ABOUT THIS EXERCISE:
Repeat all of the records verbatim.

INPUT DATA:

'''

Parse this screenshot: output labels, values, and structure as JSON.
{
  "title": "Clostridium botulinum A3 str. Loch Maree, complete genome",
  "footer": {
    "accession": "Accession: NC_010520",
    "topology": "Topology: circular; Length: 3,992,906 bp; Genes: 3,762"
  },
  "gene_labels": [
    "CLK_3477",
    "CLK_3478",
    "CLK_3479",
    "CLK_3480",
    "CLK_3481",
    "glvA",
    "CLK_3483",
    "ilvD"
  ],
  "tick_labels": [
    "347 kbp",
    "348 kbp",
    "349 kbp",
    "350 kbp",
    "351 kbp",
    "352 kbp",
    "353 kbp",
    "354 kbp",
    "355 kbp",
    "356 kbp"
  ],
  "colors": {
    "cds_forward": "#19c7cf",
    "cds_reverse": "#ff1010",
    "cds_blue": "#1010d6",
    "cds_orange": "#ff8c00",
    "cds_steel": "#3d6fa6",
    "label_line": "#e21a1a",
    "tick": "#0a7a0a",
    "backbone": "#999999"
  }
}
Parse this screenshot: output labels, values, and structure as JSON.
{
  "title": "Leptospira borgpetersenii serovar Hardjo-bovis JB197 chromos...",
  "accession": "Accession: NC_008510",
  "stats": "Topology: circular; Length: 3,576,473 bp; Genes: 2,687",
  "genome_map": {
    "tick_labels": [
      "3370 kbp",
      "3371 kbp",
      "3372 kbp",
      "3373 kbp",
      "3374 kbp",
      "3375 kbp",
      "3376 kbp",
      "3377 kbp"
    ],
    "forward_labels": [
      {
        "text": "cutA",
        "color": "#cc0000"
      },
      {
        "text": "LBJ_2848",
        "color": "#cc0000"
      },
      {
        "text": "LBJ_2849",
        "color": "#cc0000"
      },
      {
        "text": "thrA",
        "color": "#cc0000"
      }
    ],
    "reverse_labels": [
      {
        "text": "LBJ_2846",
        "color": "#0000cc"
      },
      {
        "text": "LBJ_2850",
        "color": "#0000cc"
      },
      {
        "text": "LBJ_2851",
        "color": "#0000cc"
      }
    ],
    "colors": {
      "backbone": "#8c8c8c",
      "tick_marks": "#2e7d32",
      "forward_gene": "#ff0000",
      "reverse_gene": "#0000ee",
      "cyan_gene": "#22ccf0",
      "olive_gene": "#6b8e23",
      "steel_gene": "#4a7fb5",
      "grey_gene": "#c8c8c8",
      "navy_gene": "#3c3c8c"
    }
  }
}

'''

ANSWER BOX:
Parse this screenshot: output labels, values, and structure as JSON.
{
  "title": "Clostridium botulinum A3 str. Loch Maree, complete genome",
  "footer": {
    "accession": "Accession: NC_010520",
    "topology": "Topology: circular; Length: 3,992,906 bp; Genes: 3,762"
  },
  "gene_labels": [
    "CLK_3477",
    "CLK_3478",
    "CLK_3479",
    "CLK_3480",
    "CLK_3481",
    "glvA",
    "CLK_3483",
    "ilvD"
  ],
  "tick_labels": [
    "347 kbp",
    "348 kbp",
    "349 kbp",
    "350 kbp",
    "351 kbp",
    "352 kbp",
    "353 kbp",
    "354 kbp",
    "355 kbp",
    "356 kbp"
  ],
  "colors": {
    "cds_forward": "#19c7cf",
    "cds_reverse": "#ff1010",
    "cds_blue": "#1010d6",
    "cds_orange": "#ff8c00",
    "cds_steel": "#3d6fa6",
    "label_line": "#e21a1a",
    "tick": "#0a7a0a",
    "backbone": "#999999"
  }
}
Parse this screenshot: output labels, values, and structure as JSON.
{
  "title": "Leptospira borgpetersenii serovar Hardjo-bovis JB197 chromos...",
  "accession": "Accession: NC_008510",
  "stats": "Topology: circular; Length: 3,576,473 bp; Genes: 2,687",
  "genome_map": {
    "tick_labels": [
      "3370 kbp",
      "3371 kbp",
      "3372 kbp",
      "3373 kbp",
      "3374 kbp",
      "3375 kbp",
      "3376 kbp",
      "3377 kbp"
    ],
    "forward_labels": [
      {
        "text": "cutA",
        "color": "#cc0000"
      },
      {
        "text": "LBJ_2848",
        "color": "#cc0000"
      },
      {
        "text": "LBJ_2849",
        "color": "#cc0000"
      },
      {
        "text": "thrA",
        "color": "#cc0000"
      }
    ],
    "reverse_labels": [
      {
        "text": "LBJ_2846",
        "color": "#0000cc"
      },
      {
        "text": "LBJ_2850",
        "color": "#0000cc"
      },
      {
        "text": "LBJ_2851",
        "color": "#0000cc"
      }
    ],
    "colors": {
      "backbone": "#8c8c8c",
      "tick_marks": "#2e7d32",
      "forward_gene": "#ff0000",
      "reverse_gene": "#0000ee",
      "cyan_gene": "#22ccf0",
      "olive_gene": "#6b8e23",
      "steel_gene": "#4a7fb5",
      "grey_gene": "#c8c8c8",
      "navy_gene": "#3c3c8c"
    }
  }
}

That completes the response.